Start of DATA ROWS

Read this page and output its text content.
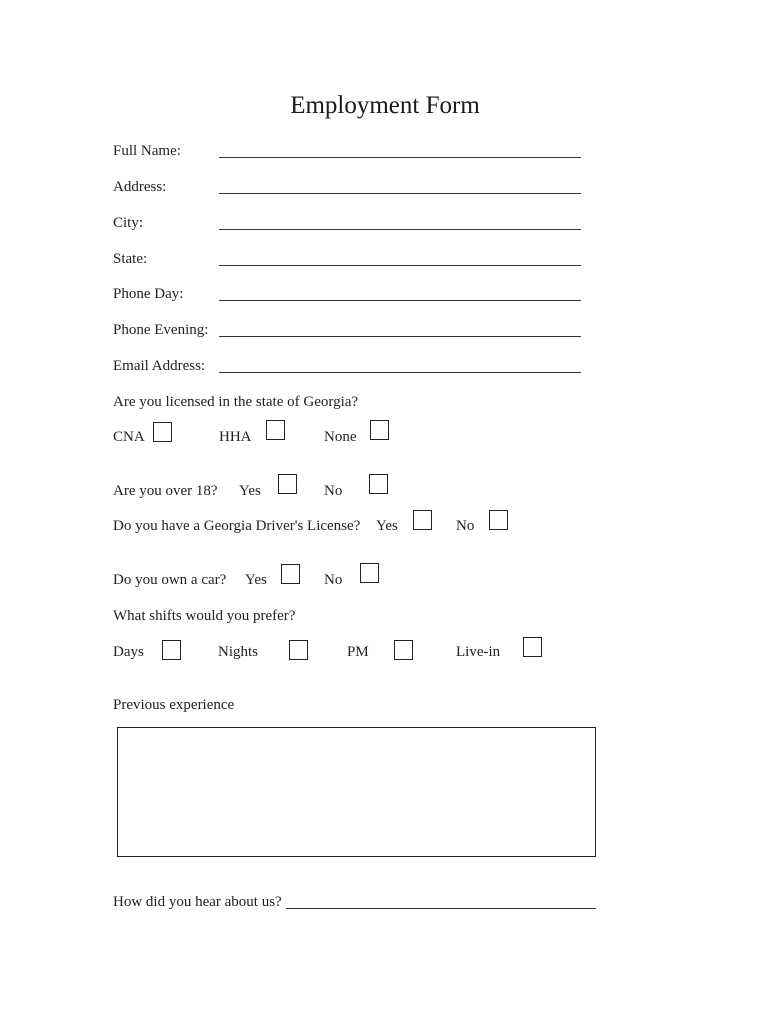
Employment Form
Full Name:
Address:
City:
State:
Phone Day:
Phone Evening:
Email Address:
Are you licensed in the state of Georgia?
CNA	HHA	None
Are you over 18? Yes	No
Do you have a Georgia Driver's License? Yes	No
Do you own a car? Yes	No
What shifts would you prefer?
Days	Nights	PM	Live-in
Previous experience
How did you hear about us?
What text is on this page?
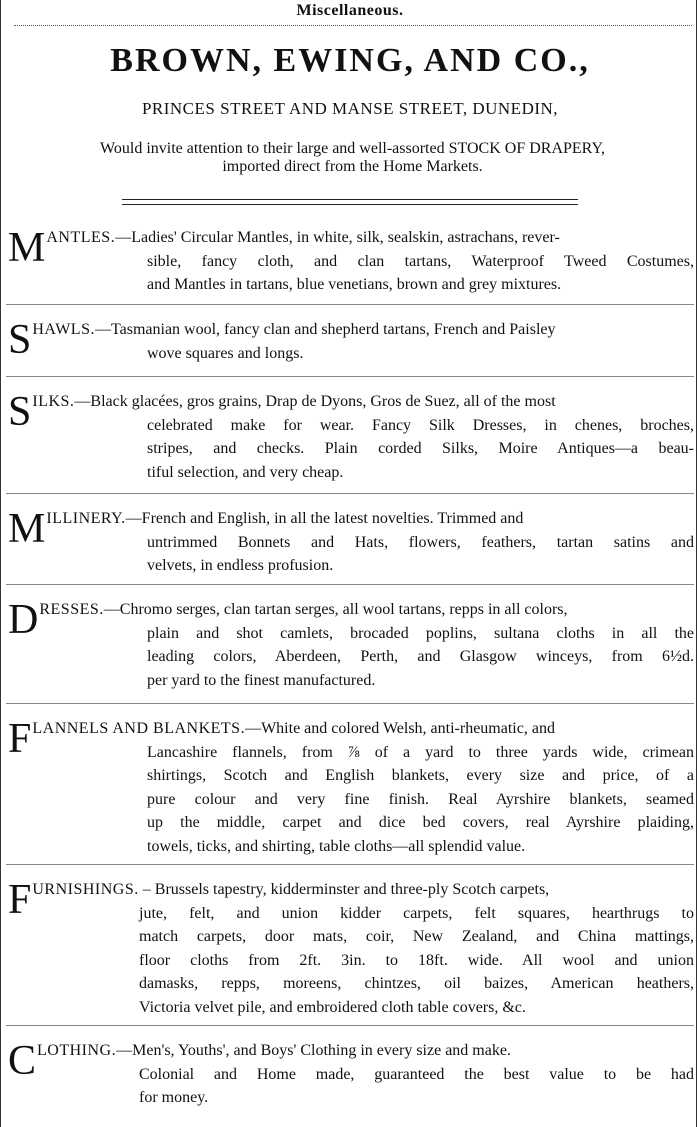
Miscellaneous.
BROWN, EWING, AND CO.,
PRINCES STREET AND MANSE STREET, DUNEDIN,
Would invite attention to their large and well-assorted STOCK OF DRAPERY,
imported direct from the Home Markets.
MANTLES.—Ladies' Circular Mantles, in white, silk, sealskin, astrachans, rever-
sible, fancy cloth, and clan tartans, Waterproof Tweed Costumes,
and Mantles in tartans, blue venetians, brown and grey mixtures.
SHAWLS.—Tasmanian wool, fancy clan and shepherd tartans, French and Paisley
wove squares and longs.
SILKS.—Black glacées, gros grains, Drap de Dyons, Gros de Suez, all of the most
celebrated make for wear. Fancy Silk Dresses, in chenes, broches,
stripes, and checks. Plain corded Silks, Moire Antiques—a beau-
tiful selection, and very cheap.
MILLINERY.—French and English, in all the latest novelties. Trimmed and
untrimmed Bonnets and Hats, flowers, feathers, tartan satins and
velvets, in endless profusion.
DRESSES.—Chromo serges, clan tartan serges, all wool tartans, repps in all colors,
plain and shot camlets, brocaded poplins, sultana cloths in all the
leading colors, Aberdeen, Perth, and Glasgow winceys, from 6½d.
per yard to the finest manufactured.
FLANNELS AND BLANKETS.—White and colored Welsh, anti-rheumatic, and
Lancashire flannels, from ⅞ of a yard to three yards wide, crimean
shirtings, Scotch and English blankets, every size and price, of a
pure colour and very fine finish. Real Ayrshire blankets, seamed
up the middle, carpet and dice bed covers, real Ayrshire plaiding,
towels, ticks, and shirting, table cloths—all splendid value.
FURNISHINGS. – Brussels tapestry, kidderminster and three-ply Scotch carpets,
jute, felt, and union kidder carpets, felt squares, hearthrugs to
match carpets, door mats, coir, New Zealand, and China mattings,
floor cloths from 2ft. 3in. to 18ft. wide. All wool and union
damasks, repps, moreens, chintzes, oil baizes, American heathers,
Victoria velvet pile, and embroidered cloth table covers, &c.
CLOTHING.—Men's, Youths', and Boys' Clothing in every size and make.
Colonial and Home made, guaranteed the best value to be had
for money.
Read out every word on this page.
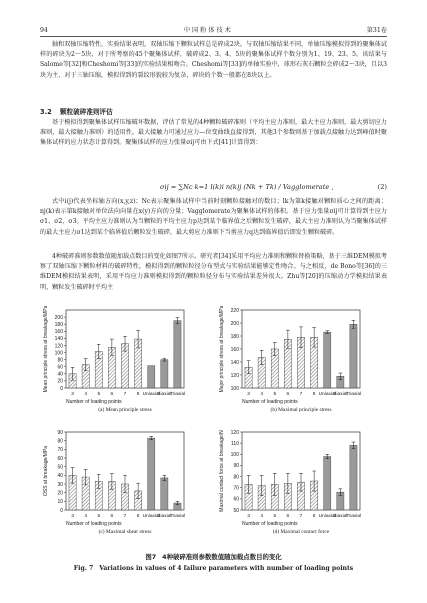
94	中 国 粉 体 技 术	第31卷

轴和双轴压缩特性，实验结果表明，双轴压缩下颗粒试样总是碎成2块。与双轴压缩结果不同，单轴压缩模拟得到的聚集体试样的碎块为2～5块，对于所考察的45个聚集体试样，破碎成2、3、4、5块的聚集体试样个数分别为1、19、23、5。该结果与Salome等[32]和Cheshomi等[33]的实验结果相吻合。Cheshomi等[33]的单轴实验中，球形石灰石颗粒会碎成2～3块，且以3块为主，对于三轴压缩，模拟得到的裂纹形貌较为复杂，碎块的个数一般都在8块以上。

3.2 颗粒破碎准则评估

基于模拟得到聚集体试样压缩破坏数据，评估了常见的4种颗粒破碎准则（平均主应力准则，最大主应力准则，最大剪切应力准则，最大接触力准则）的适用性。最大接触力可通过应力—位变曲线直接得到，其他3个参数则基于加载点接触力达到峰值时聚集体试样的应力状态计算得到。聚集体试样的应力张量σij可由下式[41]计算得到：

σij = ∑Nc k=1 l(k)i n(k)j (Nk + Tk) / Vagglomerate ,	(2)

式中i(j)代表坐标轴方向(x,y,z)；Nc表示聚集体试样中当前时刻颗粒接触对的数目；lk为第k接触对颗粒质心之间的距离；nj(k)表示第k接触对单位法向向量在x(y)方向的分量；Vagglomerate为聚集体试样的体积。基于应力张量σij可计算得到主应力σ1、σ2、σ3。平均主应力准则认为当颗粒的平均主应力p达到某个临界值之后颗粒发生破碎，最大主应力准则认为当聚集体试样的最大主应力σ1达到某个临界值后颗粒发生破碎，最大剪应力准则下当剪应力q达到临界值后即发生颗粒破碎。

4种破碎准则参数数值随加载点数目的变化如图7所示。研究者[34]采用平均应力准则和颗粒替换策略，基于三维DEM模拟考察了双轴压缩下颗粒材料的破碎特性，模拟得到的颗粒粒径分布型式与实验结果能够定性吻合。与之相反，de Bono等[36]的三维DEM模拟结果表明，采用平均应力准则模拟得到的颗粒粒径分布与实验结果差异很大。Zhu等[20]的压缩动力学模拟结果表明，颗粒发生破碎时平均主

0
20
40
60
80
100
120
140
160
180
200
Mean principle stress at breakage/MPa
3 4 5 6 7 8 Uniaxial
Biaxial
Triaxial
Number of loading points
(a) Mean principle stress
100
120
140
160
180
200
220
Major principle stress at breakage/MPa
3 4 5 6 7 8 Uniaxial
Biaxial
Triaxial
Number of loading points
(b) Maximal principle stress
0
10
20
30
40
50
60
70
80
90
OSS at breakage/MPa
3 4 5 6 7 8 Uniaxial
Biaxial
Triaxial
Number of loading points
(c) Maximal shear stress
50
60
70
80
90
100
110
120
Maximal contact force at breakage/N
3 4 5 6 7 8 Uniaxial
Biaxial
Triaxial
Number of loading points
(d) Maximal contact force
图7 4种破碎准则参数数值随加载点数目的变化
Fig. 7 Variations in values of 4 failure parameters with number of loading points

End of DATA ROWS

[WORK TO COMPLETE]:
What is the number of lines that hold the string "carpets"? Reply with that number alone.

[RESPONSE TO THIS EXERCISE]:
3